• **Task directions**: Below are some records; repeat them all exactly, minus the pictures.

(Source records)

┌────────

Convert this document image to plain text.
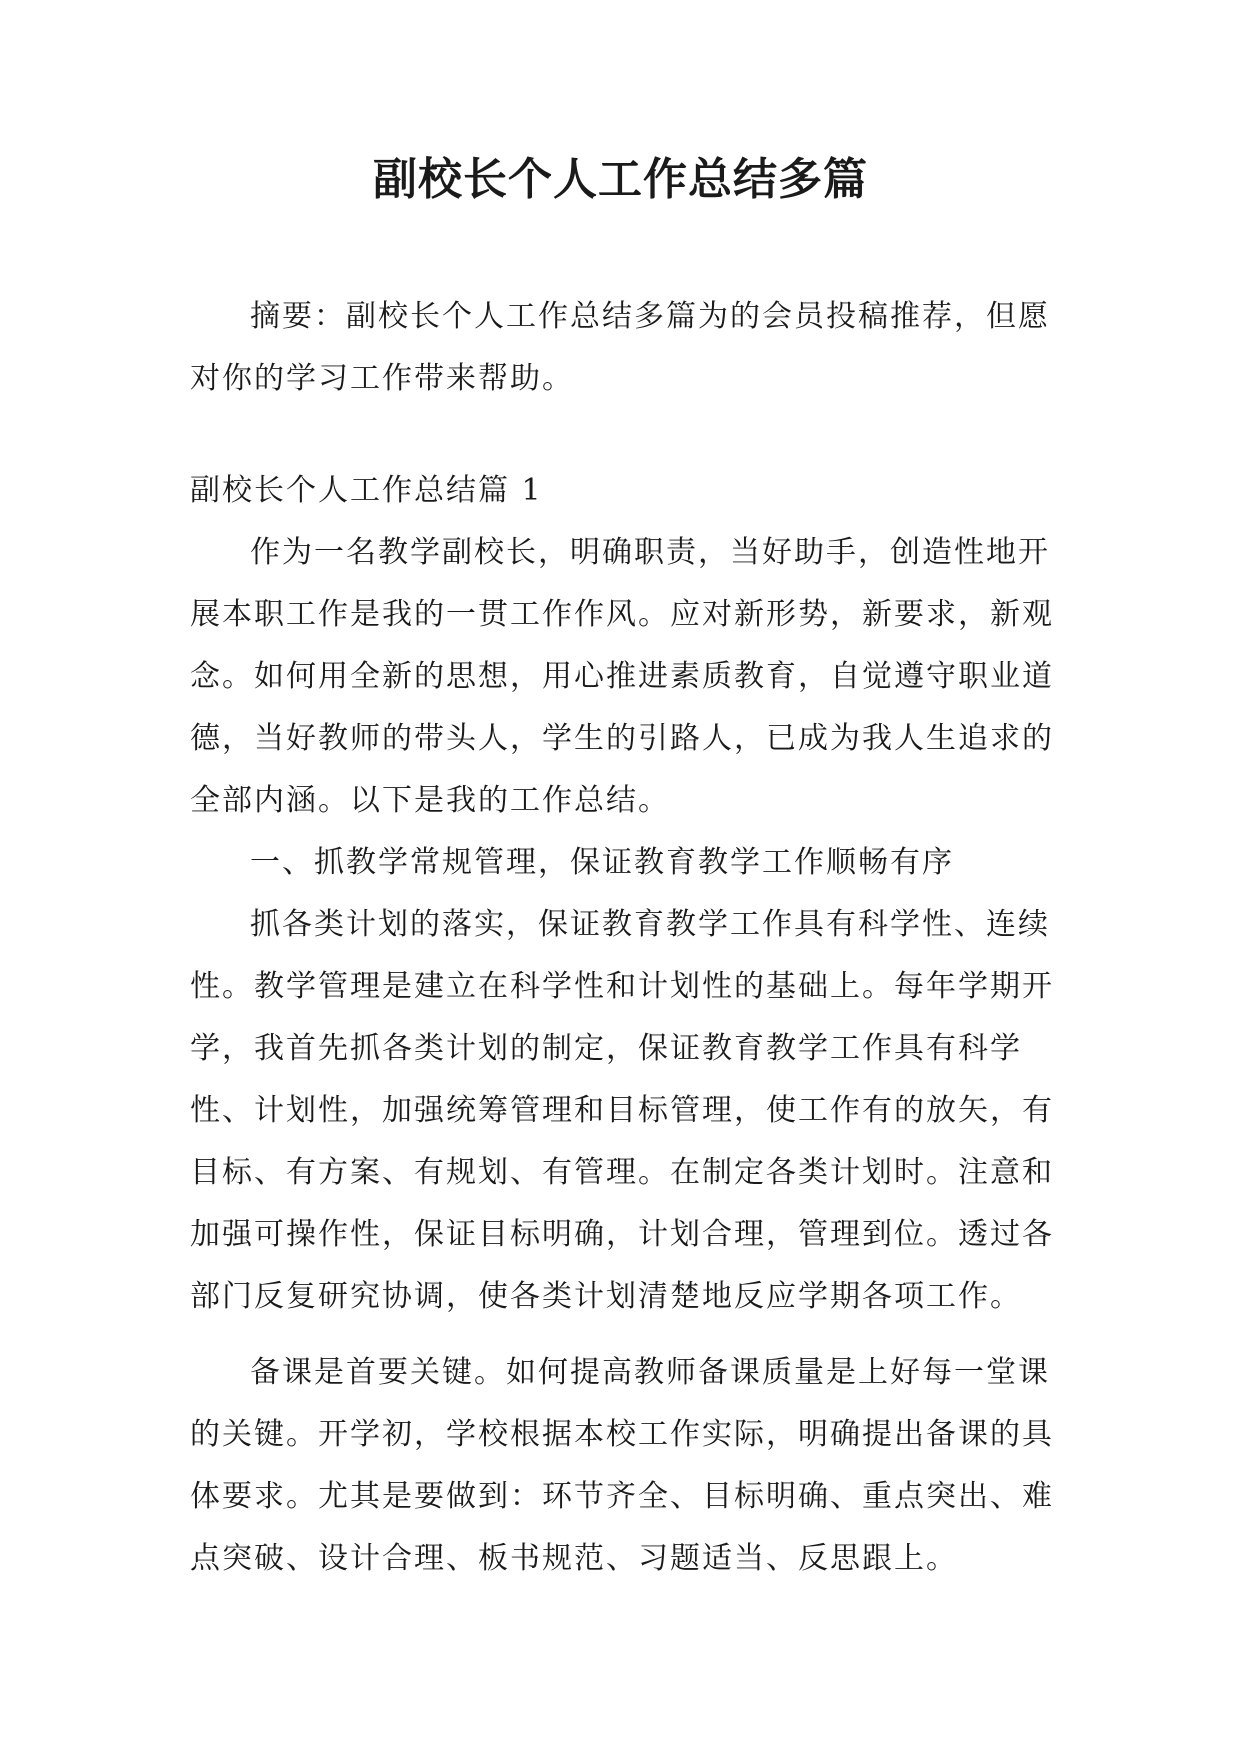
副校长个人工作总结多篇

摘要：副校长个人工作总结多篇为的会员投稿推荐，但愿对你的学习工作带来帮助。

副校长个人工作总结篇 1

作为一名教学副校长，明确职责，当好助手，创造性地开展本职工作是我的一贯工作作风。应对新形势，新要求，新观念。如何用全新的思想，用心推进素质教育，自觉遵守职业道德，当好教师的带头人，学生的引路人，已成为我人生追求的全部内涵。以下是我的工作总结。

一、抓教学常规管理，保证教育教学工作顺畅有序

抓各类计划的落实，保证教育教学工作具有科学性、连续性。教学管理是建立在科学性和计划性的基础上。每年学期开学，我首先抓各类计划的制定，保证教育教学工作具有科学性、计划性，加强统筹管理和目标管理，使工作有的放矢，有目标、有方案、有规划、有管理。在制定各类计划时。注意和加强可操作性，保证目标明确，计划合理，管理到位。透过各部门反复研究协调，使各类计划清楚地反应学期各项工作。

备课是首要关键。如何提高教师备课质量是上好每一堂课的关键。开学初，学校根据本校工作实际，明确提出备课的具体要求。尤其是要做到：环节齐全、目标明确、重点突出、难点突破、设计合理、板书规范、习题适当、反思跟上。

└────────

• **Full response**:
Convert this document image to plain text.
副校长个人工作总结多篇

摘要：副校长个人工作总结多篇为的会员投稿推荐，但愿对你的学习工作带来帮助。

副校长个人工作总结篇 1

作为一名教学副校长，明确职责，当好助手，创造性地开展本职工作是我的一贯工作作风。应对新形势，新要求，新观念。如何用全新的思想，用心推进素质教育，自觉遵守职业道德，当好教师的带头人，学生的引路人，已成为我人生追求的全部内涵。以下是我的工作总结。

一、抓教学常规管理，保证教育教学工作顺畅有序

抓各类计划的落实，保证教育教学工作具有科学性、连续性。教学管理是建立在科学性和计划性的基础上。每年学期开学，我首先抓各类计划的制定，保证教育教学工作具有科学性、计划性，加强统筹管理和目标管理，使工作有的放矢，有目标、有方案、有规划、有管理。在制定各类计划时。注意和加强可操作性，保证目标明确，计划合理，管理到位。透过各部门反复研究协调，使各类计划清楚地反应学期各项工作。

备课是首要关键。如何提高教师备课质量是上好每一堂课的关键。开学初，学校根据本校工作实际，明确提出备课的具体要求。尤其是要做到：环节齐全、目标明确、重点突出、难点突破、设计合理、板书规范、习题适当、反思跟上。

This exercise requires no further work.